• _Stated task_: All of the entries need to be written out again, exactly as they are.
--- start Data for the task ---
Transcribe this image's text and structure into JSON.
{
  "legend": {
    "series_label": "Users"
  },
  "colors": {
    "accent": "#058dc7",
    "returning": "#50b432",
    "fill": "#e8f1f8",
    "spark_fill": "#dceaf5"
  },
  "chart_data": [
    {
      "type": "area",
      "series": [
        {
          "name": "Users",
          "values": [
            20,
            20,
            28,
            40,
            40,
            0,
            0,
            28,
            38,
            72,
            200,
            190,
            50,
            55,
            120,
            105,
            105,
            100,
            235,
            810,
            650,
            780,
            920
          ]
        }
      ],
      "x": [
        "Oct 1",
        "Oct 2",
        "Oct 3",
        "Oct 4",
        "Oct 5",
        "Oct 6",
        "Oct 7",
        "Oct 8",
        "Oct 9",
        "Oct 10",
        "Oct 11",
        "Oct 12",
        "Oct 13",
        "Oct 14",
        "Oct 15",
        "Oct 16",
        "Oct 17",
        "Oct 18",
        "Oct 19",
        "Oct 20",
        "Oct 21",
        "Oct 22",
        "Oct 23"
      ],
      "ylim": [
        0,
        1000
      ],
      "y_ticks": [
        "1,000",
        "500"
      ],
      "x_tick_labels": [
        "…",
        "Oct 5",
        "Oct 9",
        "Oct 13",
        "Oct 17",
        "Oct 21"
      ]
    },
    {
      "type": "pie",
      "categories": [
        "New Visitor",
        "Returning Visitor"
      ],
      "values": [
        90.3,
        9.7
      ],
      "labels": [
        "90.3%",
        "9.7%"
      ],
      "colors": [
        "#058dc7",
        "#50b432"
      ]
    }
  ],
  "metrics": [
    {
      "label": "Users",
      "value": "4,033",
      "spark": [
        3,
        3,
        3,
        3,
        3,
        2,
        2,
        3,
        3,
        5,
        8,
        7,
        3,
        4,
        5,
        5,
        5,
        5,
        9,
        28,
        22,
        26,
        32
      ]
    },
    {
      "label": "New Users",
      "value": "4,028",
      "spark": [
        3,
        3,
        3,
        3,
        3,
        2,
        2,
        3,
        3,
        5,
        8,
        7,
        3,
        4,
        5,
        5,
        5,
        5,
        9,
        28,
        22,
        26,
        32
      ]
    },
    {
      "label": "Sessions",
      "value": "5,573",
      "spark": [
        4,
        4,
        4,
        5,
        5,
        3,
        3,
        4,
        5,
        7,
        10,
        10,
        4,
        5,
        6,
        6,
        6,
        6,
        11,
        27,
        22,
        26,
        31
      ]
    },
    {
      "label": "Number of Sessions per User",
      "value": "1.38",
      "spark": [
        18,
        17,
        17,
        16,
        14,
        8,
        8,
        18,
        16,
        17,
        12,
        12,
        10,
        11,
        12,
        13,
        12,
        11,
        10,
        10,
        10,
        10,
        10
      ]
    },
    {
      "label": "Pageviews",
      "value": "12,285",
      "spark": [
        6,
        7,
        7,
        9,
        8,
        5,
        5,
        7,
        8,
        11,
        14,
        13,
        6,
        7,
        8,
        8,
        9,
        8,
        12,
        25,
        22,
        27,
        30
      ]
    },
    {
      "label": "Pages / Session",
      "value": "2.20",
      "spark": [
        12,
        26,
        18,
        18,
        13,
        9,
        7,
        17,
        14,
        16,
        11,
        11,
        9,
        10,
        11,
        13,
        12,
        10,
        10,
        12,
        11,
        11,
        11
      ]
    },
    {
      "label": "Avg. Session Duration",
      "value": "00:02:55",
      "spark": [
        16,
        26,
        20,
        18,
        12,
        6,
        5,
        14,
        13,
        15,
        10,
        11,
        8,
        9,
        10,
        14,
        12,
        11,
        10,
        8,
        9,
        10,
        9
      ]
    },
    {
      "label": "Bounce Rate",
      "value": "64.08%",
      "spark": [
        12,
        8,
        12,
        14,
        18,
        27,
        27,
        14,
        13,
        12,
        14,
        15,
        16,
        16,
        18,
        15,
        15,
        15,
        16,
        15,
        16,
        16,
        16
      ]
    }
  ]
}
--- end Data for the task ---
• _Problem solution_:
Transcribe this image's text and structure into JSON.
{
  "legend": {
    "series_label": "Users"
  },
  "colors": {
    "accent": "#058dc7",
    "returning": "#50b432",
    "fill": "#e8f1f8",
    "spark_fill": "#dceaf5"
  },
  "chart_data": [
    {
      "type": "area",
      "series": [
        {
          "name": "Users",
          "values": [
            20,
            20,
            28,
            40,
            40,
            0,
            0,
            28,
            38,
            72,
            200,
            190,
            50,
            55,
            120,
            105,
            105,
            100,
            235,
            810,
            650,
            780,
            920
          ]
        }
      ],
      "x": [
        "Oct 1",
        "Oct 2",
        "Oct 3",
        "Oct 4",
        "Oct 5",
        "Oct 6",
        "Oct 7",
        "Oct 8",
        "Oct 9",
        "Oct 10",
        "Oct 11",
        "Oct 12",
        "Oct 13",
        "Oct 14",
        "Oct 15",
        "Oct 16",
        "Oct 17",
        "Oct 18",
        "Oct 19",
        "Oct 20",
        "Oct 21",
        "Oct 22",
        "Oct 23"
      ],
      "ylim": [
        0,
        1000
      ],
      "y_ticks": [
        "1,000",
        "500"
      ],
      "x_tick_labels": [
        "…",
        "Oct 5",
        "Oct 9",
        "Oct 13",
        "Oct 17",
        "Oct 21"
      ]
    },
    {
      "type": "pie",
      "categories": [
        "New Visitor",
        "Returning Visitor"
      ],
      "values": [
        90.3,
        9.7
      ],
      "labels": [
        "90.3%",
        "9.7%"
      ],
      "colors": [
        "#058dc7",
        "#50b432"
      ]
    }
  ],
  "metrics": [
    {
      "label": "Users",
      "value": "4,033",
      "spark": [
        3,
        3,
        3,
        3,
        3,
        2,
        2,
        3,
        3,
        5,
        8,
        7,
        3,
        4,
        5,
        5,
        5,
        5,
        9,
        28,
        22,
        26,
        32
      ]
    },
    {
      "label": "New Users",
      "value": "4,028",
      "spark": [
        3,
        3,
        3,
        3,
        3,
        2,
        2,
        3,
        3,
        5,
        8,
        7,
        3,
        4,
        5,
        5,
        5,
        5,
        9,
        28,
        22,
        26,
        32
      ]
    },
    {
      "label": "Sessions",
      "value": "5,573",
      "spark": [
        4,
        4,
        4,
        5,
        5,
        3,
        3,
        4,
        5,
        7,
        10,
        10,
        4,
        5,
        6,
        6,
        6,
        6,
        11,
        27,
        22,
        26,
        31
      ]
    },
    {
      "label": "Number of Sessions per User",
      "value": "1.38",
      "spark": [
        18,
        17,
        17,
        16,
        14,
        8,
        8,
        18,
        16,
        17,
        12,
        12,
        10,
        11,
        12,
        13,
        12,
        11,
        10,
        10,
        10,
        10,
        10
      ]
    },
    {
      "label": "Pageviews",
      "value": "12,285",
      "spark": [
        6,
        7,
        7,
        9,
        8,
        5,
        5,
        7,
        8,
        11,
        14,
        13,
        6,
        7,
        8,
        8,
        9,
        8,
        12,
        25,
        22,
        27,
        30
      ]
    },
    {
      "label": "Pages / Session",
      "value": "2.20",
      "spark": [
        12,
        26,
        18,
        18,
        13,
        9,
        7,
        17,
        14,
        16,
        11,
        11,
        9,
        10,
        11,
        13,
        12,
        10,
        10,
        12,
        11,
        11,
        11
      ]
    },
    {
      "label": "Avg. Session Duration",
      "value": "00:02:55",
      "spark": [
        16,
        26,
        20,
        18,
        12,
        6,
        5,
        14,
        13,
        15,
        10,
        11,
        8,
        9,
        10,
        14,
        12,
        11,
        10,
        8,
        9,
        10,
        9
      ]
    },
    {
      "label": "Bounce Rate",
      "value": "64.08%",
      "spark": [
        12,
        8,
        12,
        14,
        18,
        27,
        27,
        14,
        13,
        12,
        14,
        15,
        16,
        16,
        18,
        15,
        15,
        15,
        16,
        15,
        16,
        16,
        16
      ]
    }
  ]
}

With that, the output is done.